(begin)
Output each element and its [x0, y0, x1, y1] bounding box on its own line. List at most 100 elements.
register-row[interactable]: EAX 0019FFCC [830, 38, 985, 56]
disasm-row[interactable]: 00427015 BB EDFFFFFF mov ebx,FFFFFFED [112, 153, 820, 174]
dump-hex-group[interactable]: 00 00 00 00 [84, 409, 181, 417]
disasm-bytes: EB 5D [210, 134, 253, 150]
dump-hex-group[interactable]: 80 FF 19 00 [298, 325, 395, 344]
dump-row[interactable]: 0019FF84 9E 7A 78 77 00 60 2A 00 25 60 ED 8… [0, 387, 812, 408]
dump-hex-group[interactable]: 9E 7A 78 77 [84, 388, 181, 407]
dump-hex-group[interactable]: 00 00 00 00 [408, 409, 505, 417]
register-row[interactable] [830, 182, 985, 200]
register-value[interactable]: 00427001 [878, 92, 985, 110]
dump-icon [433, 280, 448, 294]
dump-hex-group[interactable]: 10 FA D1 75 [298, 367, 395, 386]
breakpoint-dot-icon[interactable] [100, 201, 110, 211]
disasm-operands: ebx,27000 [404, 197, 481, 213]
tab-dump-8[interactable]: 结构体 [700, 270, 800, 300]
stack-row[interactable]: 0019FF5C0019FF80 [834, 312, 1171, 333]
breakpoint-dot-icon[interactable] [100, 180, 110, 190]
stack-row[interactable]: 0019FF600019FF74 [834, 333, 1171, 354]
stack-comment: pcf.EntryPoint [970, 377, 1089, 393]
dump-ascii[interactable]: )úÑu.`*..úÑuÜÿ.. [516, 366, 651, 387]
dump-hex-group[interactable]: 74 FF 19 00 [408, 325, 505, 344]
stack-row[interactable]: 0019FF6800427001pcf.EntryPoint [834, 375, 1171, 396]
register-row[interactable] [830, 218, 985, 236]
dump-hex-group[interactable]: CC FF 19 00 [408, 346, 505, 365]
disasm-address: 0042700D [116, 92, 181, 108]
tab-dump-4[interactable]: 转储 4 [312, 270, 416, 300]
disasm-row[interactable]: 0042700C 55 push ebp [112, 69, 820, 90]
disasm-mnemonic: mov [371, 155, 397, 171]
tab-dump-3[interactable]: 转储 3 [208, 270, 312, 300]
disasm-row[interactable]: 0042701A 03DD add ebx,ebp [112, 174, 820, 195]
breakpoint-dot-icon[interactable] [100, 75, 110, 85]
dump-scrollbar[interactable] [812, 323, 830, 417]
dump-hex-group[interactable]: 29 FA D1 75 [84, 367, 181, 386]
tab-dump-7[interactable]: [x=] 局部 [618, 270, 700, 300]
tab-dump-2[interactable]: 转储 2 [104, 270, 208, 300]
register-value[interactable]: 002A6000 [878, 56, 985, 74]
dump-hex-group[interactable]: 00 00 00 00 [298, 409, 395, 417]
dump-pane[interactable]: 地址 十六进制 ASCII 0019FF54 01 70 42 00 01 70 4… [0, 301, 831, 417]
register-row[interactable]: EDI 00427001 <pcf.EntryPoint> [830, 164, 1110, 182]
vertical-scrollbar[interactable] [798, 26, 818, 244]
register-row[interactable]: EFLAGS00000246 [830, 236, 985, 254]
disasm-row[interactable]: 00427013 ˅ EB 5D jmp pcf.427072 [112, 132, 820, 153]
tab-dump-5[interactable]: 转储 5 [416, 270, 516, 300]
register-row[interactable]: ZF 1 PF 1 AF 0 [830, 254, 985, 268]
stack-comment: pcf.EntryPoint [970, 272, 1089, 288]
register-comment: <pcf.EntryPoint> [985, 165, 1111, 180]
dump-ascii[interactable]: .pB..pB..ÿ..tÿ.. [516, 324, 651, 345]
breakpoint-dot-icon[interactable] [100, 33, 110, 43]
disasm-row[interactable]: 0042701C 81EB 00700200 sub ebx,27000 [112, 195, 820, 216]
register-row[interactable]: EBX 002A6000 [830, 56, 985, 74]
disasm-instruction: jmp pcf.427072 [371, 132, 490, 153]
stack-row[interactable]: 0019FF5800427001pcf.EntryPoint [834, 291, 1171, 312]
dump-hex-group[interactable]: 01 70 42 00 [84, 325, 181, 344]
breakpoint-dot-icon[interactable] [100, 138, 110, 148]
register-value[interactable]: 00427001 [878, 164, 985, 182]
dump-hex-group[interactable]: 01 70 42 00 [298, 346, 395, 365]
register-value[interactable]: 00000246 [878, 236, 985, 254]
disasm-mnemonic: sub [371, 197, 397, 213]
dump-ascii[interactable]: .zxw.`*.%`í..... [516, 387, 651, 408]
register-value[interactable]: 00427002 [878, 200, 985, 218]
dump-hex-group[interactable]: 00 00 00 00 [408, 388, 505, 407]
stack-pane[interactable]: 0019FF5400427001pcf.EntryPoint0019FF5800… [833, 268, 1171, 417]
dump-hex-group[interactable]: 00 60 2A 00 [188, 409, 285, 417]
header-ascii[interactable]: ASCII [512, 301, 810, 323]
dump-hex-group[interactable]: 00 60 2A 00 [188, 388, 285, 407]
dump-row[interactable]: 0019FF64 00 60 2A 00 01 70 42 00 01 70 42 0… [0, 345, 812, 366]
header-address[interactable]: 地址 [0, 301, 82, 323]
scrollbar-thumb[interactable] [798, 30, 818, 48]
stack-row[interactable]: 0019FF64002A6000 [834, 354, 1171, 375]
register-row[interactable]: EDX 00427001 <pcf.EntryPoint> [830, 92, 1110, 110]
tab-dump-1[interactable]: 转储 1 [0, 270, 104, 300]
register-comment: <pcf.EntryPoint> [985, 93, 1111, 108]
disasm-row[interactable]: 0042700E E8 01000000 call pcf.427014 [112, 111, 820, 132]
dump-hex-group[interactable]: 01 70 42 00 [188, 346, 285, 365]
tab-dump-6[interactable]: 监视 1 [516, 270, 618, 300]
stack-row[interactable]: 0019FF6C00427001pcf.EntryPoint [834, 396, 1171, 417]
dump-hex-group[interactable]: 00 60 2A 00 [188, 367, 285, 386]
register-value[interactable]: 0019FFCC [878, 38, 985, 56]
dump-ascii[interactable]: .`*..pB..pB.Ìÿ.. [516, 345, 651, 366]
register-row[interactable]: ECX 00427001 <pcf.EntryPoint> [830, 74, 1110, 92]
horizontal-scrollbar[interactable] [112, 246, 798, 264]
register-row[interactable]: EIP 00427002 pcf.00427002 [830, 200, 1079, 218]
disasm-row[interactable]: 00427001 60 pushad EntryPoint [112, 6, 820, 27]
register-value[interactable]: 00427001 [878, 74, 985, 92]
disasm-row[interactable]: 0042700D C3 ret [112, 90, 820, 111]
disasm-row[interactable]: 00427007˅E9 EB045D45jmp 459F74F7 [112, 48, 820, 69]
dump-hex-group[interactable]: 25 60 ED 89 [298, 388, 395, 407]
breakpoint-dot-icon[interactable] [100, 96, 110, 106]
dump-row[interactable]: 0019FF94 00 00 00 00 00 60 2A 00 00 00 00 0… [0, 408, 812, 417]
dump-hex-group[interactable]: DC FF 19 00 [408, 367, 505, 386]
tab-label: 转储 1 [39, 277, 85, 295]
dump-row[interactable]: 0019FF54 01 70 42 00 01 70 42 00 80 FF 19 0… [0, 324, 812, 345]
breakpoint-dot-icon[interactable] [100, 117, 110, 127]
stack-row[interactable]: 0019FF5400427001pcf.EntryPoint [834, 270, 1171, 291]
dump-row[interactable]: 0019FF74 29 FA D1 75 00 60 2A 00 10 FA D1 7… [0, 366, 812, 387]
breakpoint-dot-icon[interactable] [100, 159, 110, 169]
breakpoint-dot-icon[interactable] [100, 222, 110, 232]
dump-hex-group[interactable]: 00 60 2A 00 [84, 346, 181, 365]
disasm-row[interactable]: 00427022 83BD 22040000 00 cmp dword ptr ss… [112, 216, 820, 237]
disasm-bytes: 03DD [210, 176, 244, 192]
(end)
Put the lines of the data, from the first line through the line containing "disasm-row[interactable]: 0042700C 55", into a Markdown table with the columns Row and Line, skipping any blank lines.

| Row | Line |
|---|---|
| 1 | Output each element and its [x0, y0, x1, y1] bounding box on its own line. List at most 100 elements. |
| 2 | register-row[interactable]: EAX 0019FFCC [830, 38, 985, 56] |
| 3 | disasm-row[interactable]: 00427015 BB EDFFFFFF mov ebx,FFFFFFED [112, 153, 820, 174] |
| 4 | dump-hex-group[interactable]: 00 00 00 00 [84, 409, 181, 417] |
| 5 | disasm-bytes: EB 5D [210, 134, 253, 150] |
| 6 | dump-hex-group[interactable]: 80 FF 19 00 [298, 325, 395, 344] |
| 7 | dump-row[interactable]: 0019FF84 9E 7A 78 77 00 60 2A 00 25 60 ED 8… [0, 387, 812, 408] |
| 8 | dump-hex-group[interactable]: 9E 7A 78 77 [84, 388, 181, 407] |
| 9 | dump-hex-group[interactable]: 00 00 00 00 [408, 409, 505, 417] |
| 10 | register-row[interactable] [830, 182, 985, 200] |
| 11 | register-value[interactable]: 00427001 [878, 92, 985, 110] |
| 12 | dump-icon [433, 280, 448, 294] |
| 13 | dump-hex-group[interactable]: 10 FA D1 75 [298, 367, 395, 386] |
| 14 | breakpoint-dot-icon[interactable] [100, 201, 110, 211] |
| 15 | disasm-operands: ebx,27000 [404, 197, 481, 213] |
| 16 | tab-dump-8[interactable]: 结构体 [700, 270, 800, 300] |
| 17 | stack-row[interactable]: 0019FF5C0019FF80 [834, 312, 1171, 333] |
| 18 | breakpoint-dot-icon[interactable] [100, 180, 110, 190] |
| 19 | stack-row[interactable]: 0019FF600019FF74 [834, 333, 1171, 354] |
| 20 | stack-comment: pcf.EntryPoint [970, 377, 1089, 393] |
| 21 | dump-ascii[interactable]: )úÑu.`*..úÑuÜÿ.. [516, 366, 651, 387] |
| 22 | dump-hex-group[interactable]: 74 FF 19 00 [408, 325, 505, 344] |
| 23 | stack-row[interactable]: 0019FF6800427001pcf.EntryPoint [834, 375, 1171, 396] |
| 24 | register-row[interactable] [830, 218, 985, 236] |
| 25 | dump-hex-group[interactable]: CC FF 19 00 [408, 346, 505, 365] |
| 26 | disasm-address: 0042700D [116, 92, 181, 108] |
| 27 | tab-dump-4[interactable]: 转储 4 [312, 270, 416, 300] |
| 28 | disasm-row[interactable]: 0042700C 55 push ebp [112, 69, 820, 90] |